Only lines with the word "rynki" are needed; collect each of them from the listing below.

» PROVIDED INFORMATION:
— Start —

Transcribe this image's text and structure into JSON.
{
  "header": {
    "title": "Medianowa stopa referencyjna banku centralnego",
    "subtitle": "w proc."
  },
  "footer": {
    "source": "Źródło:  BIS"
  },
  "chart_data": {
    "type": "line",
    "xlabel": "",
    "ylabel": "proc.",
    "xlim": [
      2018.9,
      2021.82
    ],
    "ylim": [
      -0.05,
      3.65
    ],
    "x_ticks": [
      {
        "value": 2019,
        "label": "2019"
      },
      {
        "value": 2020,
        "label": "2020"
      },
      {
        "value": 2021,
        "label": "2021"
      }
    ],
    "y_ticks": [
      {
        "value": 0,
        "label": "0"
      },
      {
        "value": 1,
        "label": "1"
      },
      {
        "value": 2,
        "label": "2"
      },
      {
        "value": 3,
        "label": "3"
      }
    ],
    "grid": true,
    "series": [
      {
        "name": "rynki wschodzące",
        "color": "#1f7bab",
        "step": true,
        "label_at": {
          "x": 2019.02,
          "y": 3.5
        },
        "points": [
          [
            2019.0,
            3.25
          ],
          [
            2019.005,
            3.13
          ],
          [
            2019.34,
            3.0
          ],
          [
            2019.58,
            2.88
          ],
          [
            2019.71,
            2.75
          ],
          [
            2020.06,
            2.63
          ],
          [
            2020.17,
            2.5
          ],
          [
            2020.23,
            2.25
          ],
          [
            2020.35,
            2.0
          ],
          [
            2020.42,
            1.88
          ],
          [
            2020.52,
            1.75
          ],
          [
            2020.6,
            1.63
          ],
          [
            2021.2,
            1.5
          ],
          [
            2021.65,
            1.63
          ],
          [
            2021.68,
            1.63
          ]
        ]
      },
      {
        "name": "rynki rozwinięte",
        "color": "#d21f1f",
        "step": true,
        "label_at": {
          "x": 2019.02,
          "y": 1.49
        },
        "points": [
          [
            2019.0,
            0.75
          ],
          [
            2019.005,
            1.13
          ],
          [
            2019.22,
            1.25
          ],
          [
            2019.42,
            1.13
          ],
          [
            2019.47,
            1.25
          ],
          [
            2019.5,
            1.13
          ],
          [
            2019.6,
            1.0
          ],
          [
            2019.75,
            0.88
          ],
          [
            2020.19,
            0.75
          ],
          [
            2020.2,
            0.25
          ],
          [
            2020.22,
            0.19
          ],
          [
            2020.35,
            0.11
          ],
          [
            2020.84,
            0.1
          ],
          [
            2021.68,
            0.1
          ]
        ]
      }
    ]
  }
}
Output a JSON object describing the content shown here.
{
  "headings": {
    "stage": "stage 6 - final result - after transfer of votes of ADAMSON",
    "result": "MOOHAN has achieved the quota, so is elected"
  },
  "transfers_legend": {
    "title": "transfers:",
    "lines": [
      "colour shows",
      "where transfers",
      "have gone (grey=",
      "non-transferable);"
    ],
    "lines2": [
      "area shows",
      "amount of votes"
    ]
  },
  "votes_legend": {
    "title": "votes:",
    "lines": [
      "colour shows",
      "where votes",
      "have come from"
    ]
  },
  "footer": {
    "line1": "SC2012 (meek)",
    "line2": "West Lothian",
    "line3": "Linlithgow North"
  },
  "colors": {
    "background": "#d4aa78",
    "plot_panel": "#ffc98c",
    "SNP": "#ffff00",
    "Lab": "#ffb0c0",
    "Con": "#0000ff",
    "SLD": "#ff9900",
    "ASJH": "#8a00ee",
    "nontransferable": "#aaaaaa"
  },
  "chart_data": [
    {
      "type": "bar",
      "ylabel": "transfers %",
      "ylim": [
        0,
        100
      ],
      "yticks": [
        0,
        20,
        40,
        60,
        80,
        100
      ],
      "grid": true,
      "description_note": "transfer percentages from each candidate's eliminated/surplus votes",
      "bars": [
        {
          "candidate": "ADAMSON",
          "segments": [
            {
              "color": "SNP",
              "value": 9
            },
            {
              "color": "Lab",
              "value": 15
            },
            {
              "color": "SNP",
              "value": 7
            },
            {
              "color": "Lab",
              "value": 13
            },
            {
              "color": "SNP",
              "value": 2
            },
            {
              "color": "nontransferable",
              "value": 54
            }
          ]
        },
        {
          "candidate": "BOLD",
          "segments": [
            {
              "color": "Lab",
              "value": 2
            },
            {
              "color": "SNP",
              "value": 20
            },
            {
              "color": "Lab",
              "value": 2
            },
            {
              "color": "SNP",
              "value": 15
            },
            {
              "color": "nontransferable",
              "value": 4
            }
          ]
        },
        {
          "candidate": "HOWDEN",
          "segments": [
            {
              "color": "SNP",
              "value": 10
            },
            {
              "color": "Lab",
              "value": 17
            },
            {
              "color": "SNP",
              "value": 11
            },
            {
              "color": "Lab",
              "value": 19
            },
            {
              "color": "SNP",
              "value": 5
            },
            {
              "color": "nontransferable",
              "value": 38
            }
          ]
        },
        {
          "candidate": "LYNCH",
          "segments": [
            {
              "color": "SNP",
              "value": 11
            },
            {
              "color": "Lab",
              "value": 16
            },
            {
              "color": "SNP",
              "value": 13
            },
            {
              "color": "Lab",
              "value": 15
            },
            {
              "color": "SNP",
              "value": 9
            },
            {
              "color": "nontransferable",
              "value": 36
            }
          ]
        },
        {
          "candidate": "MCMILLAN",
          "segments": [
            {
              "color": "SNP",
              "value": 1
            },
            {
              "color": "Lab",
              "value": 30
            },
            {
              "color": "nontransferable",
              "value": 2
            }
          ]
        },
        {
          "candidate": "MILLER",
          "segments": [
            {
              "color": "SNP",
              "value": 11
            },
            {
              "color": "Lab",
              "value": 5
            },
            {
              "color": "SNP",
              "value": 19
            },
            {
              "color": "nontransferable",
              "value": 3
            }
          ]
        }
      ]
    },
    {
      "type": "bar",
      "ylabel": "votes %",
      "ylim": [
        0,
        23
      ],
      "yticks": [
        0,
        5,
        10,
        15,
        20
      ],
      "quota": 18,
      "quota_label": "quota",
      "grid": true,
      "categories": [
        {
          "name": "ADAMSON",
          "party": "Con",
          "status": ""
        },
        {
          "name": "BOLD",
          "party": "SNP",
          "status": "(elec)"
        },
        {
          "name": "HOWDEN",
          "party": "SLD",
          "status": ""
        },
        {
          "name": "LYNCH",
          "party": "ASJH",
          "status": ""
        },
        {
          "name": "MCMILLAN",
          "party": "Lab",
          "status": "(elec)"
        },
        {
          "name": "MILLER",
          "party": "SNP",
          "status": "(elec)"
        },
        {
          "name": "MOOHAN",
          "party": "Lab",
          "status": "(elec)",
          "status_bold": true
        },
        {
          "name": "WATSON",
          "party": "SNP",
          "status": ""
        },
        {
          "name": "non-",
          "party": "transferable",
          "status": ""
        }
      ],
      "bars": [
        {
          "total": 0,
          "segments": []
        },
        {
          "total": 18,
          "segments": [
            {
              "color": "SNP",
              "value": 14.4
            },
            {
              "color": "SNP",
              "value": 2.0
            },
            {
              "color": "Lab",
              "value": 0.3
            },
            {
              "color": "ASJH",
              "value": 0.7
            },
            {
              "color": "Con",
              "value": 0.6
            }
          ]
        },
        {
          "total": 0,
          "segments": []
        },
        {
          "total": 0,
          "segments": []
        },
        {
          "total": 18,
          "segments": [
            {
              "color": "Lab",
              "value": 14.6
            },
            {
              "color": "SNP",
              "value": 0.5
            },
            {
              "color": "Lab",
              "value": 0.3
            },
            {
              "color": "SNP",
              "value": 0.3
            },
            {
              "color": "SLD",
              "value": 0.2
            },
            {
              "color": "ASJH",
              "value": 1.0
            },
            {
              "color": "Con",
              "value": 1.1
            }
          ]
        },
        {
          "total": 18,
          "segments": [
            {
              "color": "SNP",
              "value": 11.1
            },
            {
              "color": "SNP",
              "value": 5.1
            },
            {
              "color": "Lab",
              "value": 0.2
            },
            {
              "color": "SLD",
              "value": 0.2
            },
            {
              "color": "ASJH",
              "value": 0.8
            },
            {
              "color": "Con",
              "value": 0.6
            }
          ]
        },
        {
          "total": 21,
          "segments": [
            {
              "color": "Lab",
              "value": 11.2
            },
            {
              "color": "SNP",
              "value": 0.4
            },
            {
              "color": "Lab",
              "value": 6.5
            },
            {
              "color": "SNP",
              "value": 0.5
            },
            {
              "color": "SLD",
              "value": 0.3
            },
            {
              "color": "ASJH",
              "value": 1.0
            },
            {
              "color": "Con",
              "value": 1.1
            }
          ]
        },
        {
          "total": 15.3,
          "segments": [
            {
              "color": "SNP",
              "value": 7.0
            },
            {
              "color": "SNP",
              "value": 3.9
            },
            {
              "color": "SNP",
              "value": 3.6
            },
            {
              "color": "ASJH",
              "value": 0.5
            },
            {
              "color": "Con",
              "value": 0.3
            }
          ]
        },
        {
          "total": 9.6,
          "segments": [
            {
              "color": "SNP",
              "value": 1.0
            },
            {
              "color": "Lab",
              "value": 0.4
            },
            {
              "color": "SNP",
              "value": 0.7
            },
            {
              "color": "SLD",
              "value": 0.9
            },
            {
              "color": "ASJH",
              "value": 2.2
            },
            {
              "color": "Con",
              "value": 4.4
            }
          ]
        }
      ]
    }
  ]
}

— End —

» FULL ANSWER:
        "name": "rynki wschodzące",
        "name": "rynki rozwinięte",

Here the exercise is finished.